### [Task objective]
Please rewrite the rows from the line that has "What elements are" through the line that has "y-tick-label: 9.75 <box>247 936 275 951</box>", replacing "weight-marker" with "weight-dot" and keeping everything else unchanged. Leave the pictures out of your answer.

### [Record excerpts]
________________________________________

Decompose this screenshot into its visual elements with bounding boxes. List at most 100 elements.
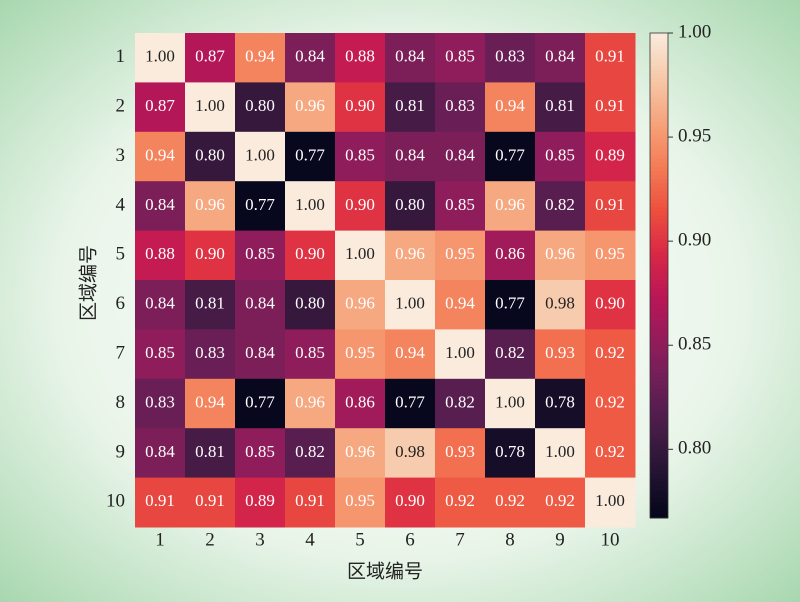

________________________________________

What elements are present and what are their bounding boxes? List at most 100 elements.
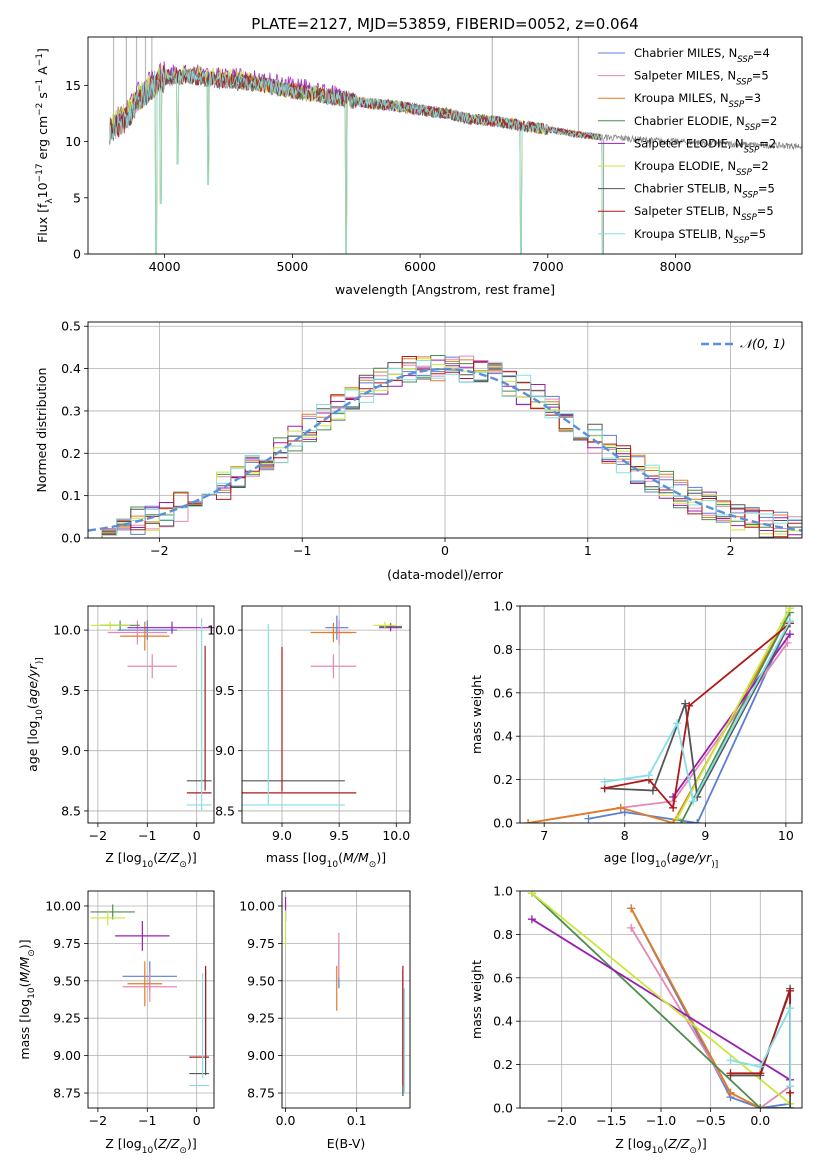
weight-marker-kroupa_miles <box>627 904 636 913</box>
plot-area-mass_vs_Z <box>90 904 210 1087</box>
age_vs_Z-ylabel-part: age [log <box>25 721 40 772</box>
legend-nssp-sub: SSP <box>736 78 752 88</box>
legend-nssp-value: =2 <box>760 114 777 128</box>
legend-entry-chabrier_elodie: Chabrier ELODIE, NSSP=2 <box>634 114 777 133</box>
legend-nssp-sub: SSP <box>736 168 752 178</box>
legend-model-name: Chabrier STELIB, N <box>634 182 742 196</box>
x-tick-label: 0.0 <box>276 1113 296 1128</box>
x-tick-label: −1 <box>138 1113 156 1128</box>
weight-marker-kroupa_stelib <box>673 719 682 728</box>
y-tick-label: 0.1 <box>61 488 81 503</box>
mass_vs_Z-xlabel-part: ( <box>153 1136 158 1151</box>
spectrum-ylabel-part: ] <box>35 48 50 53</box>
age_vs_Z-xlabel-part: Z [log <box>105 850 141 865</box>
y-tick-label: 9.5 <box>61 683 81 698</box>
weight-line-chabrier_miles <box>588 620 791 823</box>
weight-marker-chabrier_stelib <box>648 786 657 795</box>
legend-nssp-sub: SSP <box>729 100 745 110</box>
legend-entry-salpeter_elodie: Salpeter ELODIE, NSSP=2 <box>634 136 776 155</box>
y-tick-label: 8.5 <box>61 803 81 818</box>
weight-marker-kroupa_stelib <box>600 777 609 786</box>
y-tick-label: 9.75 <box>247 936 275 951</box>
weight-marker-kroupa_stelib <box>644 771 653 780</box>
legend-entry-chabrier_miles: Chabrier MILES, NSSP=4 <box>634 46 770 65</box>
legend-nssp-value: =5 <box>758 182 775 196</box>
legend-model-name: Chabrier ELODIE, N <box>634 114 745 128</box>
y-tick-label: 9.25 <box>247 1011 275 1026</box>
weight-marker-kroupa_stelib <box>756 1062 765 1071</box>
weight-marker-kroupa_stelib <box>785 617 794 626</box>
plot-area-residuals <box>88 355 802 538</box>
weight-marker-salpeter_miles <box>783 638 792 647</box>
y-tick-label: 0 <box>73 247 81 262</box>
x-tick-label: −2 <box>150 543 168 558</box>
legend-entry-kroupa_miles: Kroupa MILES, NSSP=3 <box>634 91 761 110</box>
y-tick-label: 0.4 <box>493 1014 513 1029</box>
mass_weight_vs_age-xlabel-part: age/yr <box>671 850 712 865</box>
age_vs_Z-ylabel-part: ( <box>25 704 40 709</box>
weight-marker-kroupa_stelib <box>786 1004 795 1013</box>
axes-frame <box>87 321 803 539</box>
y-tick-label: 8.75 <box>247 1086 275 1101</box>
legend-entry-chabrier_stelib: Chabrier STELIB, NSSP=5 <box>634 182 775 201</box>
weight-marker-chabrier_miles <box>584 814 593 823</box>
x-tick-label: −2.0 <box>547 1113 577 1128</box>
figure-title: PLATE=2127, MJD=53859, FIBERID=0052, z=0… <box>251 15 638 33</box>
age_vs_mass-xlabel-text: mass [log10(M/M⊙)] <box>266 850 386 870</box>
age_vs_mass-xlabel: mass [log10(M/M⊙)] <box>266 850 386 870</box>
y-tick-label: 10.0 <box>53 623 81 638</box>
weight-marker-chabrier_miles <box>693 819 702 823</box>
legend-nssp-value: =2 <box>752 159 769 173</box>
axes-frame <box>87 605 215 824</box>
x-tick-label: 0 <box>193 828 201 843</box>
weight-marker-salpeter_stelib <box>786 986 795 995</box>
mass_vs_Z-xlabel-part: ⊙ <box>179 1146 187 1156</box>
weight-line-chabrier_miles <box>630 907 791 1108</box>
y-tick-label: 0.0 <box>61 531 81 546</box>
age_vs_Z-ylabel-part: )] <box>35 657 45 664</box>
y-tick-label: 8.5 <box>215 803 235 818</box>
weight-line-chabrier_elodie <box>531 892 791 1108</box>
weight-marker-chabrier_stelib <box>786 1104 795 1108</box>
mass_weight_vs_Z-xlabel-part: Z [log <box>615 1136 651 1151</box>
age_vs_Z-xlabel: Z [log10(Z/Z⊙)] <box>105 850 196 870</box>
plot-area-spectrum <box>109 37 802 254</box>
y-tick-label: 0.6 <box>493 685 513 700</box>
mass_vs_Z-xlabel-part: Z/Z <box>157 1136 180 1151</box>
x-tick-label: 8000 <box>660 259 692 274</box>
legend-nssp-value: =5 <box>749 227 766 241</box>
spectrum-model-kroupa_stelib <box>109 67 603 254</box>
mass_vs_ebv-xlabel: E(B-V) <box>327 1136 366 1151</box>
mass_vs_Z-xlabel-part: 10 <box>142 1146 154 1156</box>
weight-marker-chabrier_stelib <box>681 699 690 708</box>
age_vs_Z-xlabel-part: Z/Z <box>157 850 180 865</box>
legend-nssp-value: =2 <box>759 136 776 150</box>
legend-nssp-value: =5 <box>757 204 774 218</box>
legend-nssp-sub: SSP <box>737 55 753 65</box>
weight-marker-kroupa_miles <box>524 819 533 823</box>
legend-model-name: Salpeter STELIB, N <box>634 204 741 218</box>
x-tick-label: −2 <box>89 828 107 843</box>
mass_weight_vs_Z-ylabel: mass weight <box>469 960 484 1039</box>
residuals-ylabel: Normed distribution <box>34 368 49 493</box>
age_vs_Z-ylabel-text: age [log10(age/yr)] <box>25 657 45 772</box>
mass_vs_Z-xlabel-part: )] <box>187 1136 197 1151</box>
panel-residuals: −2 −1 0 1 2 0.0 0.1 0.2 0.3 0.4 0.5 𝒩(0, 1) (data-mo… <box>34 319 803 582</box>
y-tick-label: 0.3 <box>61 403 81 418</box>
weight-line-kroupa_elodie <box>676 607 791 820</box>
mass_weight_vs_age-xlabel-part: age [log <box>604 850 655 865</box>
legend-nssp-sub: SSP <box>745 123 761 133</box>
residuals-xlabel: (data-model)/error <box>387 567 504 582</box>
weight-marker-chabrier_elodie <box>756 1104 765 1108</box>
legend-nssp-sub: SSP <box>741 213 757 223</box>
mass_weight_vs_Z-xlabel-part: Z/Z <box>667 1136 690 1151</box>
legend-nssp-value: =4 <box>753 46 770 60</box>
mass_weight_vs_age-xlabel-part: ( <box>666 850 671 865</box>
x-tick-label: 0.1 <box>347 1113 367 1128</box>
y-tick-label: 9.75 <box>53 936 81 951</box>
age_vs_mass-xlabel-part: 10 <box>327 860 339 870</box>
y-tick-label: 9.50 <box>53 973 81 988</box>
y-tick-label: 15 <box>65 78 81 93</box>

________________________________________

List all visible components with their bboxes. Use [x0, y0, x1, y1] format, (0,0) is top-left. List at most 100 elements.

________________________________________

### [Response]
What elements are present and what are their bounding boxes? List at most 100 elements.
weight-dot-kroupa_miles <box>627 904 636 913</box>
plot-area-mass_vs_Z <box>90 904 210 1087</box>
age_vs_Z-ylabel-part: age [log <box>25 721 40 772</box>
legend-nssp-sub: SSP <box>736 78 752 88</box>
legend-nssp-value: =2 <box>760 114 777 128</box>
legend-entry-chabrier_elodie: Chabrier ELODIE, NSSP=2 <box>634 114 777 133</box>
legend-nssp-sub: SSP <box>736 168 752 178</box>
legend-model-name: Chabrier STELIB, N <box>634 182 742 196</box>
x-tick-label: 0.0 <box>276 1113 296 1128</box>
x-tick-label: −1 <box>138 1113 156 1128</box>
weight-dot-kroupa_stelib <box>673 719 682 728</box>
y-tick-label: 0.1 <box>61 488 81 503</box>
mass_vs_Z-xlabel-part: ( <box>153 1136 158 1151</box>
spectrum-ylabel-part: ] <box>35 48 50 53</box>
age_vs_Z-xlabel-part: Z [log <box>105 850 141 865</box>
y-tick-label: 9.5 <box>61 683 81 698</box>
weight-line-chabrier_miles <box>588 620 791 823</box>
weight-dot-chabrier_stelib <box>648 786 657 795</box>
legend-nssp-sub: SSP <box>729 100 745 110</box>
legend-entry-salpeter_elodie: Salpeter ELODIE, NSSP=2 <box>634 136 776 155</box>
y-tick-label: 8.5 <box>61 803 81 818</box>
weight-dot-kroupa_stelib <box>600 777 609 786</box>
y-tick-label: 9.75 <box>247 936 275 951</box>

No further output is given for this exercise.